• [Data]
⁂

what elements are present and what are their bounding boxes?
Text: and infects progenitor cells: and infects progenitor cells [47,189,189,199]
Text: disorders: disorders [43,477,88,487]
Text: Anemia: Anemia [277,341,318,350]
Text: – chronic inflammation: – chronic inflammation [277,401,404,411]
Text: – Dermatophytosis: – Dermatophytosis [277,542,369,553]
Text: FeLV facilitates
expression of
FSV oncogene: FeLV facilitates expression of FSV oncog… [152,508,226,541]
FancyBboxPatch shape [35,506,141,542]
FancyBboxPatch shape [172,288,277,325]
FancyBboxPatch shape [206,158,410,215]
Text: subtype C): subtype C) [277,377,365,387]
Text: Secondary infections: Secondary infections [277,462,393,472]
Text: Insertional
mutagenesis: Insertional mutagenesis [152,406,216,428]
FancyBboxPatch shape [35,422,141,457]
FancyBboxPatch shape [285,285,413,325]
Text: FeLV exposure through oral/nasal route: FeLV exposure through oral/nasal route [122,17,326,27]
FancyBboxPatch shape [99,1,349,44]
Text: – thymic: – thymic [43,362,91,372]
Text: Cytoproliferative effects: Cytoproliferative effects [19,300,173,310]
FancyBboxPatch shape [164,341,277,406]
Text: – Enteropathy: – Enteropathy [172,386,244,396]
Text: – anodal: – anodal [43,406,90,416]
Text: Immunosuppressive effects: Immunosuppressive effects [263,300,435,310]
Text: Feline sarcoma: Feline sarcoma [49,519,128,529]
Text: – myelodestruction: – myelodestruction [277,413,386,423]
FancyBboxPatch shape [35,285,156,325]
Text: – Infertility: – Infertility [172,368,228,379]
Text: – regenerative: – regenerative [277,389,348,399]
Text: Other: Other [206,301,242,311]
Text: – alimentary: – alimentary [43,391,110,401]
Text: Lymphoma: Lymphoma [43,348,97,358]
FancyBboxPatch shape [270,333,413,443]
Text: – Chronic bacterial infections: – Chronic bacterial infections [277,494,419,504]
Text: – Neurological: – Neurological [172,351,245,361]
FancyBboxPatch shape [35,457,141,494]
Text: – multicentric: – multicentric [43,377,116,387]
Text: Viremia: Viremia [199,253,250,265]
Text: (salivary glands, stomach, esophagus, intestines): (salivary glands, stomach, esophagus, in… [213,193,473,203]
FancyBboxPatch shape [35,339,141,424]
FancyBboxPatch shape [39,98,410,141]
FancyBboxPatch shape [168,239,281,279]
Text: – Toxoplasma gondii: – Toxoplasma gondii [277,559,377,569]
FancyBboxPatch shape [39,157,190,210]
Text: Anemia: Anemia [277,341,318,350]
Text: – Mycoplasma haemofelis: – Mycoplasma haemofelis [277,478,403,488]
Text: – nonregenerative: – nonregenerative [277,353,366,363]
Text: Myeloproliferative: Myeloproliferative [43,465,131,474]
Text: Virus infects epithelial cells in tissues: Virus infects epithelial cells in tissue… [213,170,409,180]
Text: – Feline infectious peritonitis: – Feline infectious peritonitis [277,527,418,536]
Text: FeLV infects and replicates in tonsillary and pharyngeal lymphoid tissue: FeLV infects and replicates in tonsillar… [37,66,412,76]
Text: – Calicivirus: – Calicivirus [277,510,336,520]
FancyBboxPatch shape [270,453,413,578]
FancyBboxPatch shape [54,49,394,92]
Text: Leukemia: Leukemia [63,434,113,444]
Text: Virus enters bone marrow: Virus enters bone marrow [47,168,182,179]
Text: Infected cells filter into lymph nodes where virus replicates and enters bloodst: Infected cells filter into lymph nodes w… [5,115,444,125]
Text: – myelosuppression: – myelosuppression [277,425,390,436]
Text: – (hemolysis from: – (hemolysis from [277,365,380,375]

⁂

• [Required work] Retype all of the material above. Do not alter a single word.

• [Exercise answer]
what elements are present and what are their bounding boxes?
Text: and infects progenitor cells: and infects progenitor cells [47,189,189,199]
Text: disorders: disorders [43,477,88,487]
Text: Anemia: Anemia [277,341,318,350]
Text: – chronic inflammation: – chronic inflammation [277,401,404,411]
Text: – Dermatophytosis: – Dermatophytosis [277,542,369,553]
Text: FeLV facilitates
expression of
FSV oncogene: FeLV facilitates expression of FSV oncog… [152,508,226,541]
FancyBboxPatch shape [35,506,141,542]
FancyBboxPatch shape [172,288,277,325]
FancyBboxPatch shape [206,158,410,215]
Text: subtype C): subtype C) [277,377,365,387]
Text: Secondary infections: Secondary infections [277,462,393,472]
Text: Insertional
mutagenesis: Insertional mutagenesis [152,406,216,428]
FancyBboxPatch shape [35,422,141,457]
FancyBboxPatch shape [285,285,413,325]
Text: FeLV exposure through oral/nasal route: FeLV exposure through oral/nasal route [122,17,326,27]
FancyBboxPatch shape [99,1,349,44]
Text: – thymic: – thymic [43,362,91,372]
Text: Cytoproliferative effects: Cytoproliferative effects [19,300,173,310]
FancyBboxPatch shape [164,341,277,406]
Text: – Enteropathy: – Enteropathy [172,386,244,396]
Text: – anodal: – anodal [43,406,90,416]
Text: Immunosuppressive effects: Immunosuppressive effects [263,300,435,310]
Text: Feline sarcoma: Feline sarcoma [49,519,128,529]
Text: – myelodestruction: – myelodestruction [277,413,386,423]
FancyBboxPatch shape [35,285,156,325]
Text: – Infertility: – Infertility [172,368,228,379]
Text: – regenerative: – regenerative [277,389,348,399]
Text: Other: Other [206,301,242,311]
Text: – alimentary: – alimentary [43,391,110,401]
Text: Lymphoma: Lymphoma [43,348,97,358]
FancyBboxPatch shape [270,333,413,443]
Text: – Chronic bacterial infections: – Chronic bacterial infections [277,494,419,504]
Text: – Neurological: – Neurological [172,351,245,361]
FancyBboxPatch shape [35,457,141,494]
Text: – multicentric: – multicentric [43,377,116,387]
Text: Viremia: Viremia [199,253,250,265]
Text: (salivary glands, stomach, esophagus, intestines): (salivary glands, stomach, esophagus, in… [213,193,473,203]
FancyBboxPatch shape [35,339,141,424]
FancyBboxPatch shape [39,98,410,141]
FancyBboxPatch shape [168,239,281,279]
Text: – Toxoplasma gondii: – Toxoplasma gondii [277,559,377,569]
FancyBboxPatch shape [39,157,190,210]
Text: Anemia: Anemia [277,341,318,350]
Text: – Mycoplasma haemofelis: – Mycoplasma haemofelis [277,478,403,488]
Text: – nonregenerative: – nonregenerative [277,353,366,363]
Text: Myeloproliferative: Myeloproliferative [43,465,131,474]
Text: Virus infects epithelial cells in tissues: Virus infects epithelial cells in tissue… [213,170,409,180]
Text: – Feline infectious peritonitis: – Feline infectious peritonitis [277,527,418,536]
Text: FeLV infects and replicates in tonsillary and pharyngeal lymphoid tissue: FeLV infects and replicates in tonsillar… [37,66,412,76]
Text: – Calicivirus: – Calicivirus [277,510,336,520]
FancyBboxPatch shape [270,453,413,578]
FancyBboxPatch shape [54,49,394,92]
Text: Leukemia: Leukemia [63,434,113,444]
Text: Virus enters bone marrow: Virus enters bone marrow [47,168,182,179]
Text: Infected cells filter into lymph nodes where virus replicates and enters bloodst: Infected cells filter into lymph nodes w… [5,115,444,125]
Text: – myelosuppression: – myelosuppression [277,425,390,436]
Text: – (hemolysis from: – (hemolysis from [277,365,380,375]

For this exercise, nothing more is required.